Gather all lines with the word "this" in them.

Items from a data source
»»

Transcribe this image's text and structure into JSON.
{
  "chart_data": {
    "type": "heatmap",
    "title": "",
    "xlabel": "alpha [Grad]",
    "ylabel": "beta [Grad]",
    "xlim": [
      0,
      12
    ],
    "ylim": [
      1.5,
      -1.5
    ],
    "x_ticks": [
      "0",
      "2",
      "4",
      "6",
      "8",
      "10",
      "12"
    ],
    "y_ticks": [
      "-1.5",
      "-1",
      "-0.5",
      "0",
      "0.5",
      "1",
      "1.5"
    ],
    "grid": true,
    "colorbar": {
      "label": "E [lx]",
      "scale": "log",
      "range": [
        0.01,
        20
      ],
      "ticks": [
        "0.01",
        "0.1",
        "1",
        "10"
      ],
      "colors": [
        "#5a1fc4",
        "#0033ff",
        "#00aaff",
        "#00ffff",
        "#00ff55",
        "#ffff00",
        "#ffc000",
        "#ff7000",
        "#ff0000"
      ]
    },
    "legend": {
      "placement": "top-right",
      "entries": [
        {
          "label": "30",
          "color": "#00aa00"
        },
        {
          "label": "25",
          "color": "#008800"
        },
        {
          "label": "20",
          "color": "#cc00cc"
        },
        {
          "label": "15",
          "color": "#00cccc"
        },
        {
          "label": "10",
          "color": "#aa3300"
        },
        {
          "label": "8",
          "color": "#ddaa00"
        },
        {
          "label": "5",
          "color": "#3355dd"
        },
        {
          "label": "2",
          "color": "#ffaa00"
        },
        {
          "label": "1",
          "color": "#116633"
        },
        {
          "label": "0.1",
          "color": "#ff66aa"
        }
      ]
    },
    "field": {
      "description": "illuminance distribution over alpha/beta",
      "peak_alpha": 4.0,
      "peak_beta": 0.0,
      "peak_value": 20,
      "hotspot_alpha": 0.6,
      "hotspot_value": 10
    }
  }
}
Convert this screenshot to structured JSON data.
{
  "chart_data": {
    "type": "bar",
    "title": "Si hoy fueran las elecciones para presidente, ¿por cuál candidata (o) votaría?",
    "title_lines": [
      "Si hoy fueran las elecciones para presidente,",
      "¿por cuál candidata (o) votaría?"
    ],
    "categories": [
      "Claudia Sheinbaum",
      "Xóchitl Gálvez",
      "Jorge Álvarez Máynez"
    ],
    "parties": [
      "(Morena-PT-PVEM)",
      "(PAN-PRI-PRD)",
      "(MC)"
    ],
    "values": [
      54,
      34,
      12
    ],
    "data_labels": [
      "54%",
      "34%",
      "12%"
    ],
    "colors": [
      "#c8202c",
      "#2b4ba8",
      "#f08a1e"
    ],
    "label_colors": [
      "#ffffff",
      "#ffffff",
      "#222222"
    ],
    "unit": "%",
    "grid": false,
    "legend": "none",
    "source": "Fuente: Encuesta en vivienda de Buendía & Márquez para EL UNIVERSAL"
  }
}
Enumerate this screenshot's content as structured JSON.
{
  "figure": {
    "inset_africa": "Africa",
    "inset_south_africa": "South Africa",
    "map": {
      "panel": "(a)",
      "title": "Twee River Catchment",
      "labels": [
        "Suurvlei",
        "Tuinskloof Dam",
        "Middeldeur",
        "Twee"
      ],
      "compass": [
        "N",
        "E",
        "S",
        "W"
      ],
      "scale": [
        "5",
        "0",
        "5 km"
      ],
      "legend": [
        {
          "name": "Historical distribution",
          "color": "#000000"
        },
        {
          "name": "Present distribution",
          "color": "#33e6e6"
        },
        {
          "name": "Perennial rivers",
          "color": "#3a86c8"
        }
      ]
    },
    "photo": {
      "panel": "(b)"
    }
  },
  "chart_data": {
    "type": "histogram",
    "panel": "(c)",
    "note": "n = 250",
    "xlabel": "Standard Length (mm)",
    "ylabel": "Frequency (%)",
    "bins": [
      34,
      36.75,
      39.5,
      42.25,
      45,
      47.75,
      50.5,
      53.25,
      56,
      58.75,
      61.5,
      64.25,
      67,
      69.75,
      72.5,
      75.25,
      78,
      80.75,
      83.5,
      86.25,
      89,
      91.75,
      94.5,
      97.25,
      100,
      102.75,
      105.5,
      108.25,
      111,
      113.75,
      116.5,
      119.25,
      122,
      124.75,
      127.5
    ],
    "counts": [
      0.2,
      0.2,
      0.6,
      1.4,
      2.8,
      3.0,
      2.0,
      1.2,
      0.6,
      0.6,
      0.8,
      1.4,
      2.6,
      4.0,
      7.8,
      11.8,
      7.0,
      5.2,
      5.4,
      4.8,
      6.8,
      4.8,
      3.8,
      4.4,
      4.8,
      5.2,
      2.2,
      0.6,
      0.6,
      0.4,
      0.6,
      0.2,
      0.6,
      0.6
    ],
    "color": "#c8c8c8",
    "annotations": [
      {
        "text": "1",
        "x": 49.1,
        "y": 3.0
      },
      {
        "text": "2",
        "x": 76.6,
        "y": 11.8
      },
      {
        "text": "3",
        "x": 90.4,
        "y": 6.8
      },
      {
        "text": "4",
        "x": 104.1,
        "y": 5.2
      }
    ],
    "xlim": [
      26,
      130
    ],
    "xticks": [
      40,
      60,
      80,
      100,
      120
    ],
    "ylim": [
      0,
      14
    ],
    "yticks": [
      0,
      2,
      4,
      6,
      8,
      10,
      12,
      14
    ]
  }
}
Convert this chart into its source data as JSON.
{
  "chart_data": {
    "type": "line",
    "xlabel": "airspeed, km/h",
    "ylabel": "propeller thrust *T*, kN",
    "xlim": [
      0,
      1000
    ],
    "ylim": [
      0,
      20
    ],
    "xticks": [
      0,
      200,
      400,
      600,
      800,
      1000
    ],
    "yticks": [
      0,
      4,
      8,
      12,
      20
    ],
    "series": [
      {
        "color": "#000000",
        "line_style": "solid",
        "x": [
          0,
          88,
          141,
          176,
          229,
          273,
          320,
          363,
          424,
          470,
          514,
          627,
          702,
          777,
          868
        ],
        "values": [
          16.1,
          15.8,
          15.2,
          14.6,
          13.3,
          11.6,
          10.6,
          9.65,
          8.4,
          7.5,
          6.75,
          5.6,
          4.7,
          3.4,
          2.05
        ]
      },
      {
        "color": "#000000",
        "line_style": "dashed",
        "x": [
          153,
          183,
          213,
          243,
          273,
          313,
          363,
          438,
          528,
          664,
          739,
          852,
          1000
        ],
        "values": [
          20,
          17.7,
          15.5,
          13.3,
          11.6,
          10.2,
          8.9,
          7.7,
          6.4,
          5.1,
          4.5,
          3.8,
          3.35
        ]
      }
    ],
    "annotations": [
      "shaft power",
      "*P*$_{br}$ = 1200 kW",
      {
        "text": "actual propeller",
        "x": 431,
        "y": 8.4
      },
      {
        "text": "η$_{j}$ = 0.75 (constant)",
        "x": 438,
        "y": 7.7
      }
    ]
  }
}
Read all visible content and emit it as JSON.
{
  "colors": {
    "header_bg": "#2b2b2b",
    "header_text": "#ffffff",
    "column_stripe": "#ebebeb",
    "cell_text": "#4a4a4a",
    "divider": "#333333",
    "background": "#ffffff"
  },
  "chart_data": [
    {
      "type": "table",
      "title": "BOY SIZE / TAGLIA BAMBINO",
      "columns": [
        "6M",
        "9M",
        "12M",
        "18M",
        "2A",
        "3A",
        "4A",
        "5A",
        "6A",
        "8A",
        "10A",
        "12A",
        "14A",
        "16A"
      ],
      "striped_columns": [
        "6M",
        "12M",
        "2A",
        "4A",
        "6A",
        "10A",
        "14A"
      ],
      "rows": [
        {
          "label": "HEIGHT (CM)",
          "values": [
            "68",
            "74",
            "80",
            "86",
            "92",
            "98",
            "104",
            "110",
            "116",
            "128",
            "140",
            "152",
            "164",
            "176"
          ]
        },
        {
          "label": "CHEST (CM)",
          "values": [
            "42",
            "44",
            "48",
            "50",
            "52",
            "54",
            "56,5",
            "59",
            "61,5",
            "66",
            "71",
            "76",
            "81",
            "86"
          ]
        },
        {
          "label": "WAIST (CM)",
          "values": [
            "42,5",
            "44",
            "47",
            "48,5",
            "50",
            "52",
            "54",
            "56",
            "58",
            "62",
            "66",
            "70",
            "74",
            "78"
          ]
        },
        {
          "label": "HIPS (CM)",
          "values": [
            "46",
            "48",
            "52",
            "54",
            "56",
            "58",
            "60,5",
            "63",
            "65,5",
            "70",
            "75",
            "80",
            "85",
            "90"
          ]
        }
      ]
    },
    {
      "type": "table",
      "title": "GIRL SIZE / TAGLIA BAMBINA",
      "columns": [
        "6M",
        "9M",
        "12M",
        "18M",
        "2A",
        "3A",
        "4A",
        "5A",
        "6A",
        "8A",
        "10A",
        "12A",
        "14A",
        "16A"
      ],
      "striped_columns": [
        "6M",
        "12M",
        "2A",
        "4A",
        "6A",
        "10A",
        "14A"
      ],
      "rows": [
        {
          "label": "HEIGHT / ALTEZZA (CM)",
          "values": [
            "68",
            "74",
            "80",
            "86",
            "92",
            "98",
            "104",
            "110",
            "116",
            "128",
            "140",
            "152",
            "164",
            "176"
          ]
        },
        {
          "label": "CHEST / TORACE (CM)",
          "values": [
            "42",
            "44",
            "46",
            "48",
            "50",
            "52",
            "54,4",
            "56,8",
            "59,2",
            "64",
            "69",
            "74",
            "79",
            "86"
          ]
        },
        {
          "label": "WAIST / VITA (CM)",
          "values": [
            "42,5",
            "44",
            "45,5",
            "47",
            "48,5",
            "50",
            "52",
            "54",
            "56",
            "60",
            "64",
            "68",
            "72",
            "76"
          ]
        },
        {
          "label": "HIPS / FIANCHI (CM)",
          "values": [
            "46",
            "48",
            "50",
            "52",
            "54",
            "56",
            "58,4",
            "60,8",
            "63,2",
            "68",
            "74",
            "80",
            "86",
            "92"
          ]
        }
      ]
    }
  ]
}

««

**Answer to the exercise:**
Transcribe this image's text and structure into JSON.
Convert this screenshot to structured JSON data.
Enumerate this screenshot's content as structured JSON.
Convert this chart into its source data as JSON.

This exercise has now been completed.